— Start of PROVIDED MATERIAL —

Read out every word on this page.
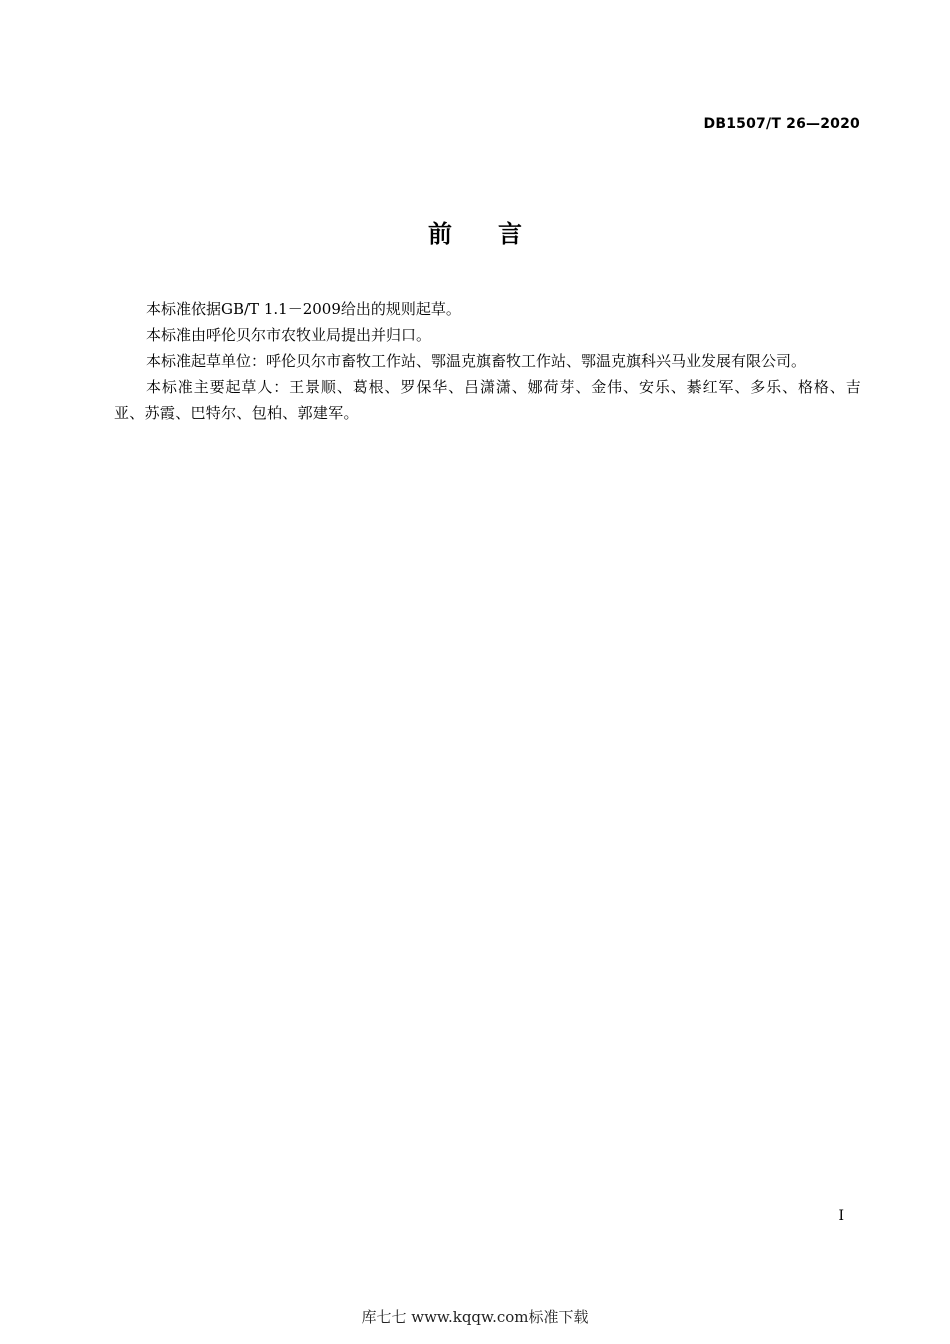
DB1507/T 26—2020
前言

本标准依据GB/T 1.1－2009给出的规则起草。

本标准由呼伦贝尔市农牧业局提出并归口。

本标准起草单位：呼伦贝尔市畜牧工作站、鄂温克旗畜牧工作站、鄂温克旗科兴马业发展有限公司。

本标准主要起草人：王景顺、葛根、罗保华、吕潇潇、娜荷芽、金伟、安乐、綦红军、多乐、格格、吉亚、苏霞、巴特尔、包柏、郭建军。

I
库七七 www.kqqw.com标准下载
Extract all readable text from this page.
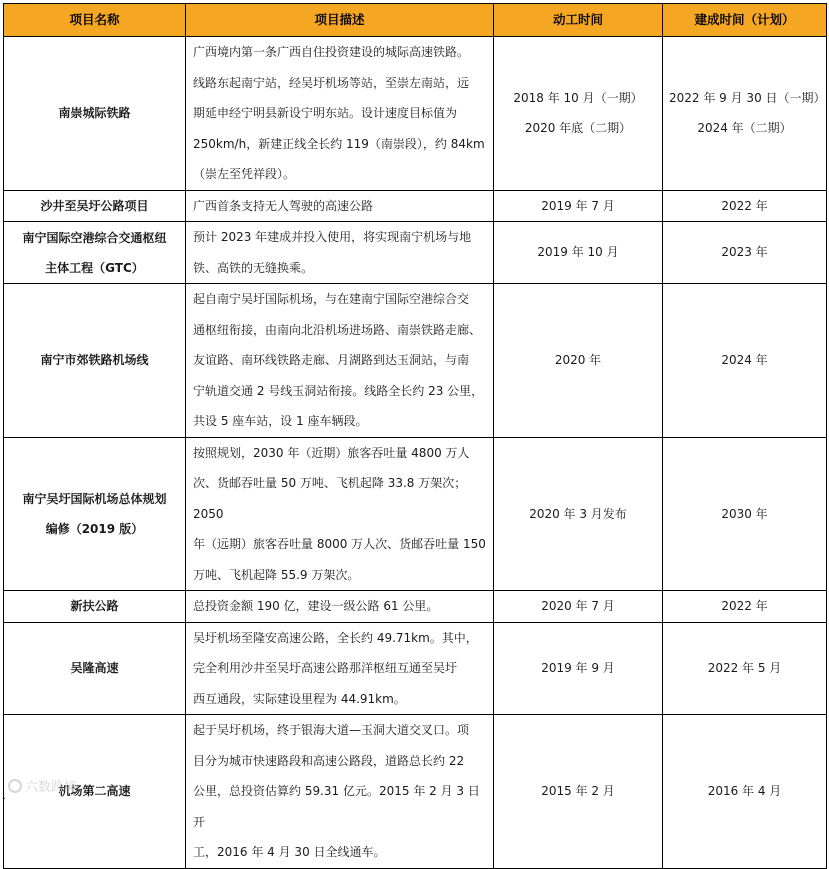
项目名称	项目描述	动工时间	建成时间（计划）

南崇城际铁路	广西境内第一条广西自住投资建设的城际高速铁路。
线路东起南宁站，经吴圩机场等站，至崇左南站，远
期延申经宁明县新设宁明东站。设计速度目标值为
250km/h，新建正线全长约 119（南崇段），约 84km
（崇左至凭祥段）。	2018 年 10 月（一期）
2020 年底（二期）	2022 年 9 月 30 日（一期）
2024 年（二期）

沙井至吴圩公路项目	广西首条支持无人驾驶的高速公路	2019 年 7 月	2022 年

南宁国际空港综合交通枢纽
主体工程（GTC）	预计 2023 年建成并投入使用，将实现南宁机场与地
铁、高铁的无缝换乘。	2019 年 10 月	2023 年

南宁市郊铁路机场线	起自南宁吴圩国际机场，与在建南宁国际空港综合交
通枢纽衔接，由南向北沿机场进场路、南崇铁路走廊、
友谊路、南环线铁路走廊、月湖路到达玉洞站，与南
宁轨道交通 2 号线玉洞站衔接。线路全长约 23 公里，
共设 5 座车站，设 1 座车辆段。	2020 年	2024 年

南宁吴圩国际机场总体规划
编修（2019 版）	按照规划，2030 年（近期）旅客吞吐量 4800 万人
次、货邮吞吐量 50 万吨、飞机起降 33.8 万架次；2050
年（远期）旅客吞吐量 8000 万人次、货邮吞吐量 150
万吨、飞机起降 55.9 万架次。	2020 年 3 月发布	2030 年

新扶公路	总投资金额 190 亿，建设一级公路 61 公里。	2020 年 7 月	2022 年

吴隆高速	吴圩机场至隆安高速公路，全长约 49.71km。其中，
完全利用沙井至吴圩高速公路那洋枢纽互通至吴圩
西互通段，实际建设里程为 44.91km。	2019 年 9 月	2022 年 5 月

机场第二高速	起于吴圩机场，终于银海大道—玉洞大道交叉口。项
目分为城市快速路段和高速公路段，道路总长约 22
公里，总投资估算约 59.31 亿元。2015 年 2 月 3 日开
工，2016 年 4 月 30 日全线通车。	2015 年 2 月	2016 年 4 月
六数跨境
.
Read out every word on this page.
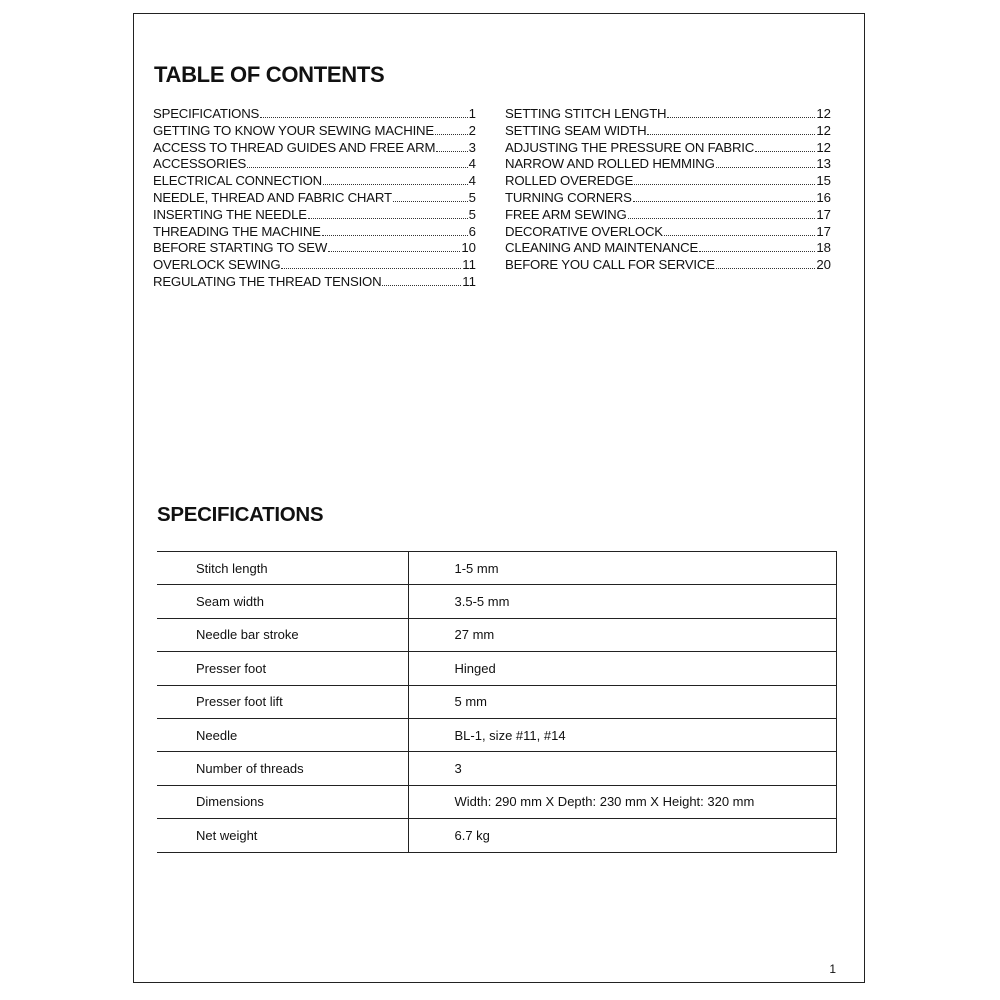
TABLE OF CONTENTS
SPECIFICATIONS	1
GETTING TO KNOW YOUR SEWING MACHINE	2
ACCESS TO THREAD GUIDES AND FREE ARM	3
ACCESSORIES	4
ELECTRICAL CONNECTION	4
NEEDLE, THREAD AND FABRIC CHART	5
INSERTING THE NEEDLE	5
THREADING THE MACHINE	6
BEFORE STARTING TO SEW	10
OVERLOCK SEWING	11
REGULATING THE THREAD TENSION	11
SETTING STITCH LENGTH	12
SETTING SEAM WIDTH	12
ADJUSTING THE PRESSURE ON FABRIC	12
NARROW AND ROLLED HEMMING	13
ROLLED OVEREDGE	15
TURNING CORNERS	16
FREE ARM SEWING	17
DECORATIVE OVERLOCK	17
CLEANING AND MAINTENANCE	18
BEFORE YOU CALL FOR SERVICE	20
SPECIFICATIONS
Stitch length	1-5 mm
Seam width	3.5-5 mm
Needle bar stroke	27 mm
Presser foot	Hinged
Presser foot lift	5 mm
Needle	BL-1, size #11, #14
Number of threads	3
Dimensions	Width: 290 mm X Depth: 230 mm X Height: 320 mm
Net weight	6.7 kg
1
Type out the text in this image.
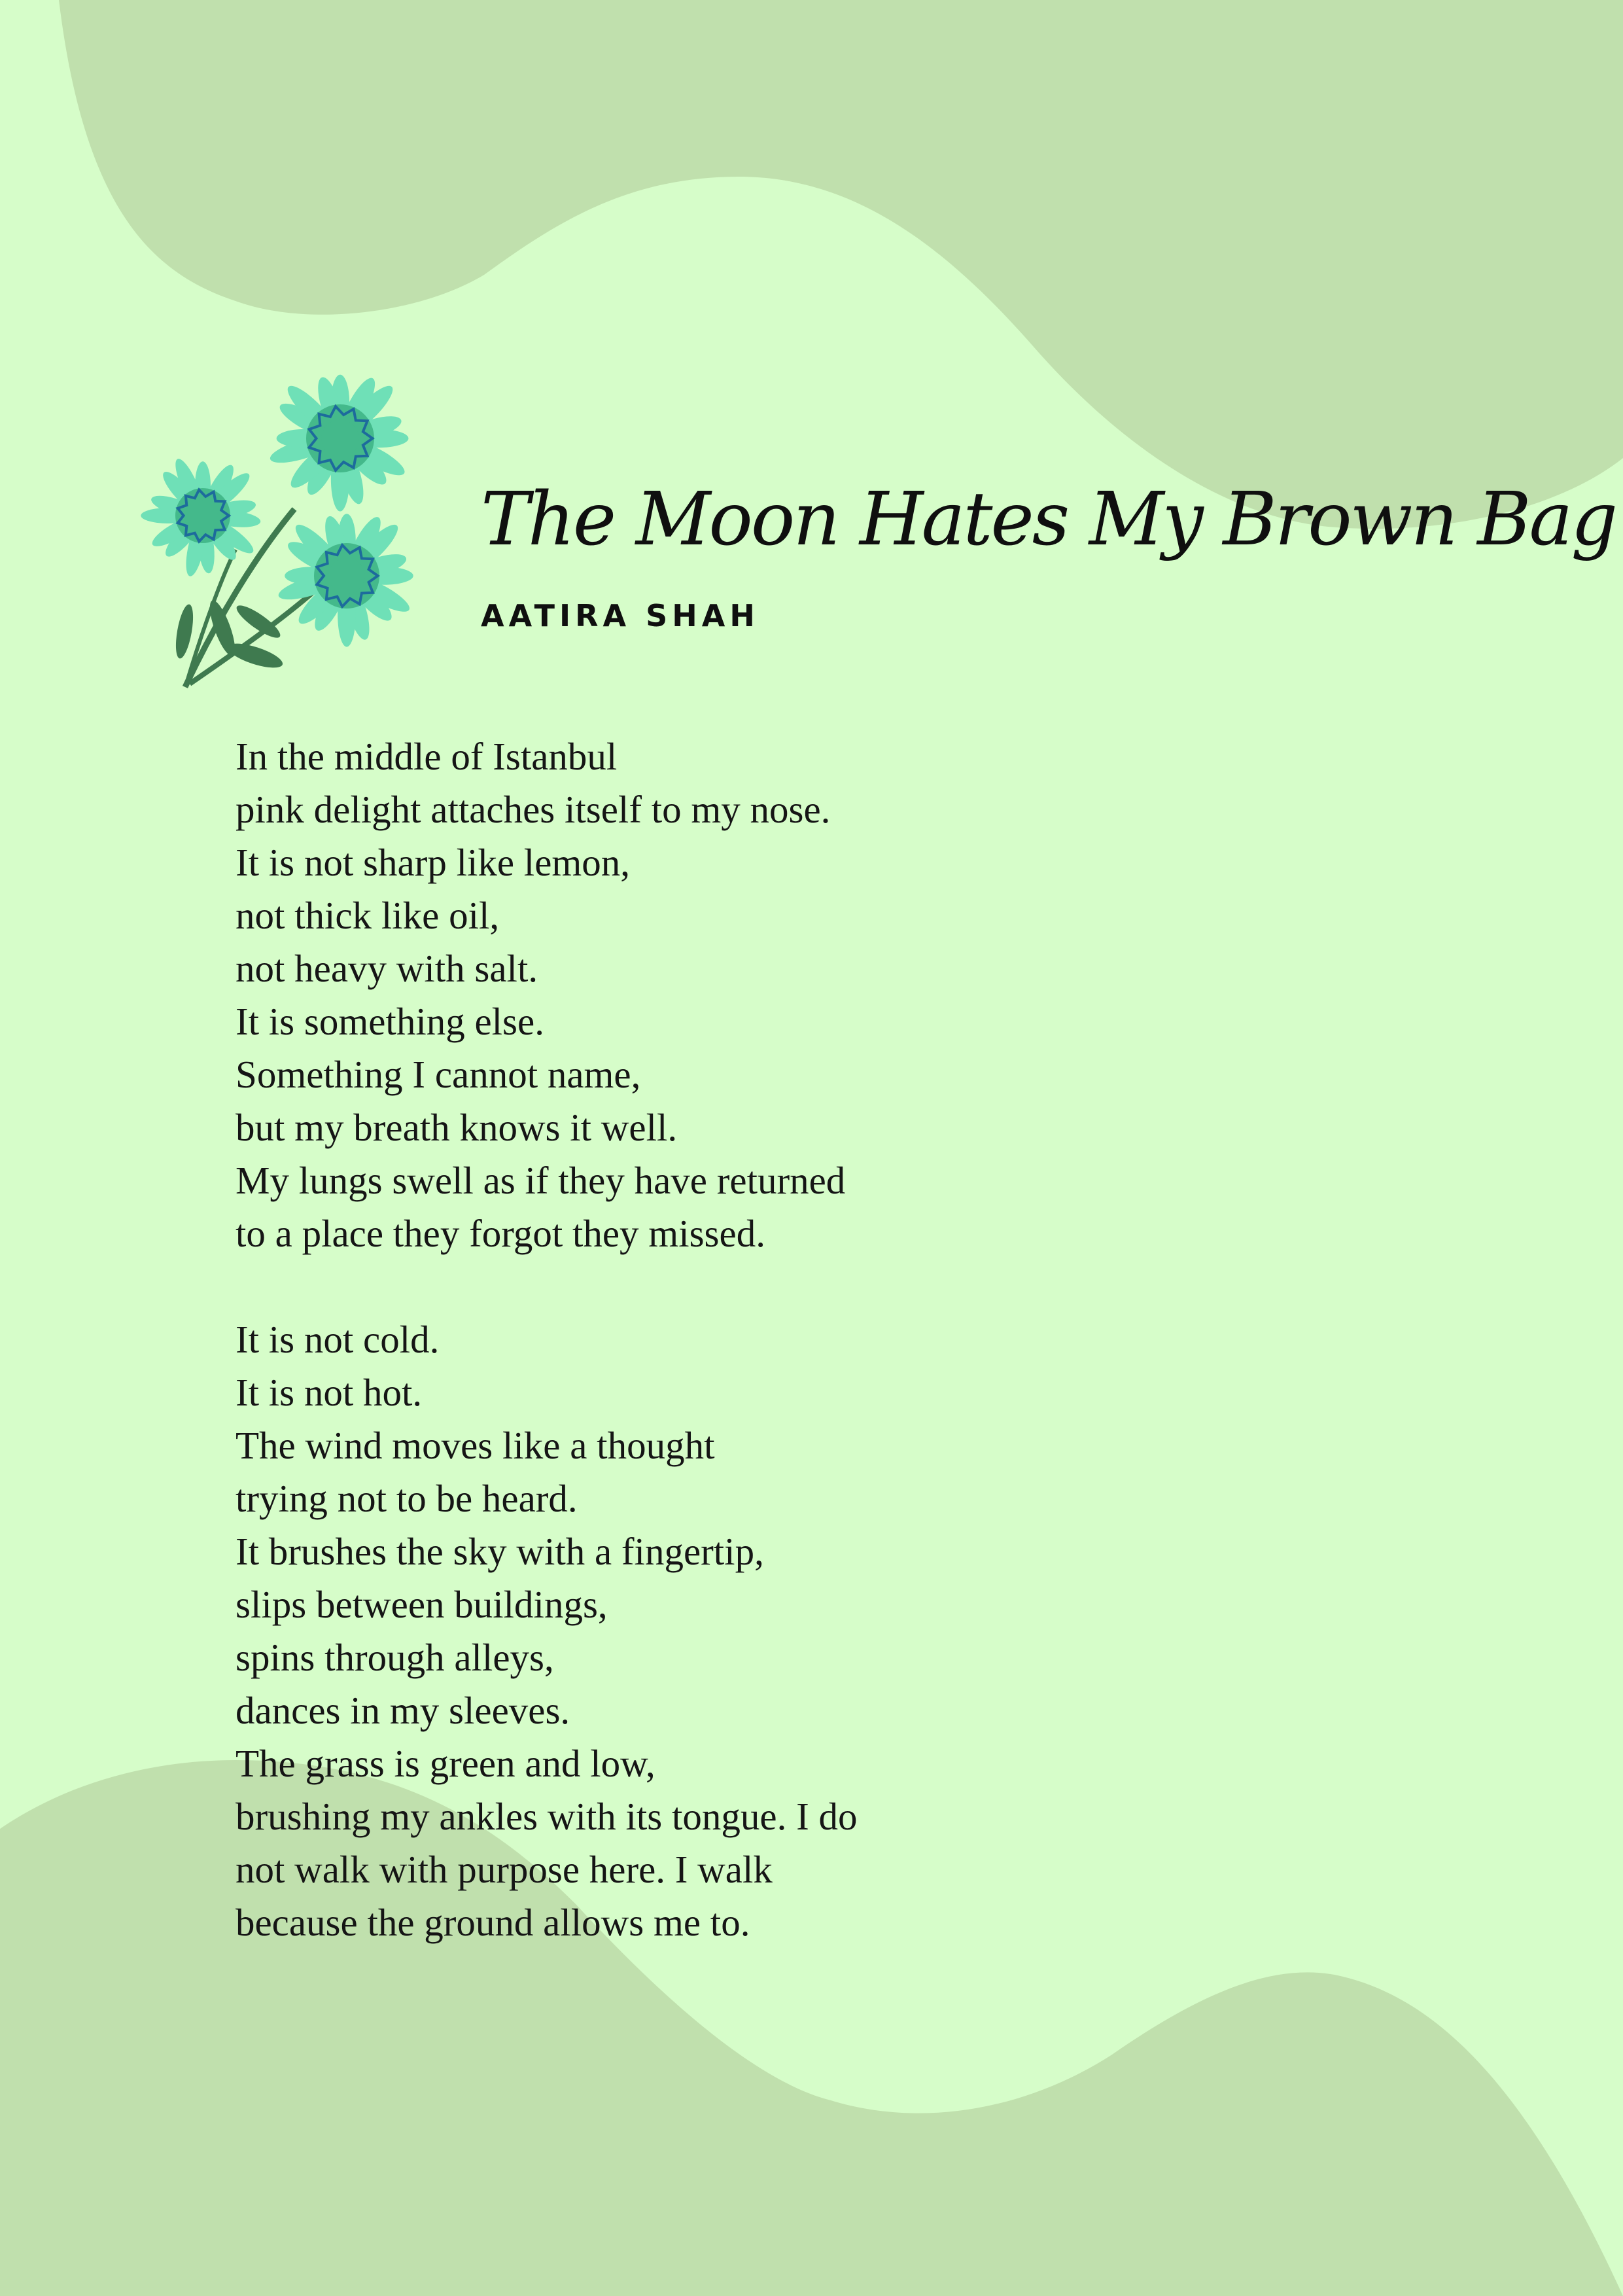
The Moon Hates My Brown Bag
AATIRA SHAH
In the middle of Istanbul
pink delight attaches itself to my nose.
It is not sharp like lemon,
not thick like oil,
not heavy with salt.
It is something else.
Something I cannot name,
but my breath knows it well.
My lungs swell as if they have returned
to a place they forgot they missed.
It is not cold.
It is not hot.
The wind moves like a thought
trying not to be heard.
It brushes the sky with a fingertip,
slips between buildings,
spins through alleys,
dances in my sleeves.
The grass is green and low,
brushing my ankles with its tongue. I do
not walk with purpose here. I walk
because the ground allows me to.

— End of PROVIDED MATERIAL —

▶ _DESCRIPTION OF THE TASK_: Make an exact copy of the listing above. Do not include the pictures.

▶ _THE RESULT_:
Read out every word on this page.
DB1507/T 26—2020
前言

本标准依据GB/T 1.1－2009给出的规则起草。

本标准由呼伦贝尔市农牧业局提出并归口。

本标准起草单位：呼伦贝尔市畜牧工作站、鄂温克旗畜牧工作站、鄂温克旗科兴马业发展有限公司。

本标准主要起草人：王景顺、葛根、罗保华、吕潇潇、娜荷芽、金伟、安乐、綦红军、多乐、格格、吉亚、苏霞、巴特尔、包柏、郭建军。

I
库七七 www.kqqw.com标准下载
Extract all readable text from this page.
项目名称	项目描述	动工时间	建成时间（计划）

南崇城际铁路	广西境内第一条广西自住投资建设的城际高速铁路。
线路东起南宁站，经吴圩机场等站，至崇左南站，远
期延申经宁明县新设宁明东站。设计速度目标值为
250km/h，新建正线全长约 119（南崇段），约 84km
（崇左至凭祥段）。	2018 年 10 月（一期）
2020 年底（二期）	2022 年 9 月 30 日（一期）
2024 年（二期）

沙井至吴圩公路项目	广西首条支持无人驾驶的高速公路	2019 年 7 月	2022 年

南宁国际空港综合交通枢纽
主体工程（GTC）	预计 2023 年建成并投入使用，将实现南宁机场与地
铁、高铁的无缝换乘。	2019 年 10 月	2023 年

南宁市郊铁路机场线	起自南宁吴圩国际机场，与在建南宁国际空港综合交
通枢纽衔接，由南向北沿机场进场路、南崇铁路走廊、
友谊路、南环线铁路走廊、月湖路到达玉洞站，与南
宁轨道交通 2 号线玉洞站衔接。线路全长约 23 公里，
共设 5 座车站，设 1 座车辆段。	2020 年	2024 年

南宁吴圩国际机场总体规划
编修（2019 版）	按照规划，2030 年（近期）旅客吞吐量 4800 万人
次、货邮吞吐量 50 万吨、飞机起降 33.8 万架次；2050
年（远期）旅客吞吐量 8000 万人次、货邮吞吐量 150
万吨、飞机起降 55.9 万架次。	2020 年 3 月发布	2030 年

新扶公路	总投资金额 190 亿，建设一级公路 61 公里。	2020 年 7 月	2022 年

吴隆高速	吴圩机场至隆安高速公路，全长约 49.71km。其中，
完全利用沙井至吴圩高速公路那洋枢纽互通至吴圩
西互通段，实际建设里程为 44.91km。	2019 年 9 月	2022 年 5 月

机场第二高速	起于吴圩机场，终于银海大道—玉洞大道交叉口。项
目分为城市快速路段和高速公路段，道路总长约 22
公里，总投资估算约 59.31 亿元。2015 年 2 月 3 日开
工，2016 年 4 月 30 日全线通车。	2015 年 2 月	2016 年 4 月
六数跨境
.
Read out every word on this page.
TABLE OF CONTENTS
SPECIFICATIONS	1
GETTING TO KNOW YOUR SEWING MACHINE	2
ACCESS TO THREAD GUIDES AND FREE ARM	3
ACCESSORIES	4
ELECTRICAL CONNECTION	4
NEEDLE, THREAD AND FABRIC CHART	5
INSERTING THE NEEDLE	5
THREADING THE MACHINE	6
BEFORE STARTING TO SEW	10
OVERLOCK SEWING	11
REGULATING THE THREAD TENSION	11
SETTING STITCH LENGTH	12
SETTING SEAM WIDTH	12
ADJUSTING THE PRESSURE ON FABRIC	12
NARROW AND ROLLED HEMMING	13
ROLLED OVEREDGE	15
TURNING CORNERS	16
FREE ARM SEWING	17
DECORATIVE OVERLOCK	17
CLEANING AND MAINTENANCE	18
BEFORE YOU CALL FOR SERVICE	20
SPECIFICATIONS
Stitch length	1-5 mm
Seam width	3.5-5 mm
Needle bar stroke	27 mm
Presser foot	Hinged
Presser foot lift	5 mm
Needle	BL-1, size #11, #14
Number of threads	3
Dimensions	Width: 290 mm X Depth: 230 mm X Height: 320 mm
Net weight	6.7 kg
1
Type out the text in this image.
The Moon Hates My Brown Bag
AATIRA SHAH
In the middle of Istanbul
pink delight attaches itself to my nose.
It is not sharp like lemon,
not thick like oil,
not heavy with salt.
It is something else.
Something I cannot name,
but my breath knows it well.
My lungs swell as if they have returned
to a place they forgot they missed.
It is not cold.
It is not hot.
The wind moves like a thought
trying not to be heard.
It brushes the sky with a fingertip,
slips between buildings,
spins through alleys,
dances in my sleeves.
The grass is green and low,
brushing my ankles with its tongue. I do
not walk with purpose here. I walk
because the ground allows me to.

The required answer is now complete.